Layout element annotations
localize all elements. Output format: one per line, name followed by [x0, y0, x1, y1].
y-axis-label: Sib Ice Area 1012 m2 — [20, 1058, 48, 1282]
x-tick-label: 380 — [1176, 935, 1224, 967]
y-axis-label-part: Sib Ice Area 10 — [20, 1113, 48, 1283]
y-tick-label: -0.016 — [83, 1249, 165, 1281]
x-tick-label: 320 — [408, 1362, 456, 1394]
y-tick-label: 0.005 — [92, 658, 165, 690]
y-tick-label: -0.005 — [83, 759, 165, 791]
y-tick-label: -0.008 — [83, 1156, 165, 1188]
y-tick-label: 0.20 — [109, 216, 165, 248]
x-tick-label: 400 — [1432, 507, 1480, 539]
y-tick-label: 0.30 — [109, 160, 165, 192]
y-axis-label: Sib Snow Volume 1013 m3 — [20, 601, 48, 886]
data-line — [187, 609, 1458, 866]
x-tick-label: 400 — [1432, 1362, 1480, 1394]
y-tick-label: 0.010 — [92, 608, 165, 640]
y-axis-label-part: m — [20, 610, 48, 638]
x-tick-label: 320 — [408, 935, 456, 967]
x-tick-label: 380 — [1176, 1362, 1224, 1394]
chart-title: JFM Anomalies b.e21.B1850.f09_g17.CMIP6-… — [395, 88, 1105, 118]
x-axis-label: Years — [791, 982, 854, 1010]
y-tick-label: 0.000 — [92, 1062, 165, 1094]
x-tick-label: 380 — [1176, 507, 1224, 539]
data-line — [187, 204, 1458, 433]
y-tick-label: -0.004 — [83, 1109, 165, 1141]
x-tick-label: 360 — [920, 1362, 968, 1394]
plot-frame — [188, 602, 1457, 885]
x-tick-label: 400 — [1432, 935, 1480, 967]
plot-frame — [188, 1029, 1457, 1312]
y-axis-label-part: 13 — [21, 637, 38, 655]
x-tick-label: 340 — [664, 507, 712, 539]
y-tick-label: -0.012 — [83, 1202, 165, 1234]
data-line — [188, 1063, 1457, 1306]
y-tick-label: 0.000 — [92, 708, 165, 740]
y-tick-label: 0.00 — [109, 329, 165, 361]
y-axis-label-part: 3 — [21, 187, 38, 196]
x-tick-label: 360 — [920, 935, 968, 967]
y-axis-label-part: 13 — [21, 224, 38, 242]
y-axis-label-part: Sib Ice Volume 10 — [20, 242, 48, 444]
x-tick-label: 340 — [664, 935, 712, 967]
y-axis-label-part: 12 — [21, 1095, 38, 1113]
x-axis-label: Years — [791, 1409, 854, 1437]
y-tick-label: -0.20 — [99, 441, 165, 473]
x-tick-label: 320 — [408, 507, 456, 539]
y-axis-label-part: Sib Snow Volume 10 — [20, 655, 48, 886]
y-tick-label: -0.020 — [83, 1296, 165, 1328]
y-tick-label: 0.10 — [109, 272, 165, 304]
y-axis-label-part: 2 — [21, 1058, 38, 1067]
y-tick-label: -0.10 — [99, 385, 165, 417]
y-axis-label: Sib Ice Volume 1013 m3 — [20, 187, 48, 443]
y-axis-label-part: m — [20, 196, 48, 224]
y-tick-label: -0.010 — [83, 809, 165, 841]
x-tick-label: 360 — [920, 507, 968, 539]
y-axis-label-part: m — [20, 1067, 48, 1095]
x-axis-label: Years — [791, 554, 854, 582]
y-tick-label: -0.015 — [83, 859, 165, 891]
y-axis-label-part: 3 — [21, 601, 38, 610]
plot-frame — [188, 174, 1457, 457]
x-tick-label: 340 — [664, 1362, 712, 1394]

> YOUR INSTRUCTIONS: Pull out the data unchanged, starting at its first line and ending at the line that contains "data-line — [187, 609, 1458, 866]", and include both of those lines.

> RESPONSE FOR THIS EXERCISE:
localize all elements. Output format: one per line, name followed by [x0, y0, x1, y1].
y-axis-label: Sib Ice Area 1012 m2 — [20, 1058, 48, 1282]
x-tick-label: 380 — [1176, 935, 1224, 967]
y-axis-label-part: Sib Ice Area 10 — [20, 1113, 48, 1283]
y-tick-label: -0.016 — [83, 1249, 165, 1281]
x-tick-label: 320 — [408, 1362, 456, 1394]
y-tick-label: 0.005 — [92, 658, 165, 690]
y-tick-label: -0.005 — [83, 759, 165, 791]
y-tick-label: -0.008 — [83, 1156, 165, 1188]
y-tick-label: 0.20 — [109, 216, 165, 248]
x-tick-label: 400 — [1432, 507, 1480, 539]
y-tick-label: 0.30 — [109, 160, 165, 192]
y-axis-label: Sib Snow Volume 1013 m3 — [20, 601, 48, 886]
data-line — [187, 609, 1458, 866]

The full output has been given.